*RECORD EXCERPTS:*
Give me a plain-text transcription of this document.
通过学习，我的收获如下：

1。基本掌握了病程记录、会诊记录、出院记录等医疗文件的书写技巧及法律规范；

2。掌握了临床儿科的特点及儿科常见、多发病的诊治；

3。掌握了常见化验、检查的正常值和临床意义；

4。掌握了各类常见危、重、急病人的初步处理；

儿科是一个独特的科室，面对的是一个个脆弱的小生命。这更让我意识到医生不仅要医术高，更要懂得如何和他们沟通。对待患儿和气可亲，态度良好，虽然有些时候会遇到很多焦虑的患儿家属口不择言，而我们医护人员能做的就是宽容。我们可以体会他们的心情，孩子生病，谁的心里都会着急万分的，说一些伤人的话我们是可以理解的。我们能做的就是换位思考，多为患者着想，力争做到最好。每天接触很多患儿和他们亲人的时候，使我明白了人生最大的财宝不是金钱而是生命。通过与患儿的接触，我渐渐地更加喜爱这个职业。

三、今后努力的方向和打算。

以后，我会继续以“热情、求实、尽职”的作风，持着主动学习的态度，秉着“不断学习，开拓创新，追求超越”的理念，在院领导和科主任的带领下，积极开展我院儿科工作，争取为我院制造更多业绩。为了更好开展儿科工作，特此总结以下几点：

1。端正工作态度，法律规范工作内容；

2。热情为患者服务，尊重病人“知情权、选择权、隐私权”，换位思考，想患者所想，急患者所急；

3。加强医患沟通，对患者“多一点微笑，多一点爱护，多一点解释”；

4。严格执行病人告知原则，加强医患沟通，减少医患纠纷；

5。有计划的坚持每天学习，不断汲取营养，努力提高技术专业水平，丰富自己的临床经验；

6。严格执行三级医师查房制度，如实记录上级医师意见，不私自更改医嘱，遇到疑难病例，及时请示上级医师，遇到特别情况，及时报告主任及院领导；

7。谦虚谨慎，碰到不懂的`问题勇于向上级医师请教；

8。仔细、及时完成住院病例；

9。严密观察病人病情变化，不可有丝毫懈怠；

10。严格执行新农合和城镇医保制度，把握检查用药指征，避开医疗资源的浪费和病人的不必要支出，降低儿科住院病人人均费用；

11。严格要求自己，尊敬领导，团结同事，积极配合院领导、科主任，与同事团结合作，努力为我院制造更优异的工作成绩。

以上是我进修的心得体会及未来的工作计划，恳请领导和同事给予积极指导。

*REQUEST:*
Look for the word "加强医患沟通" and return every line where it occurs.

*EXERCISE ANSWER:*
3。加强医患沟通，对患者“多一点微笑，多一点爱护，多一点解释”；
4。严格执行病人告知原则，加强医患沟通，减少医患纠纷；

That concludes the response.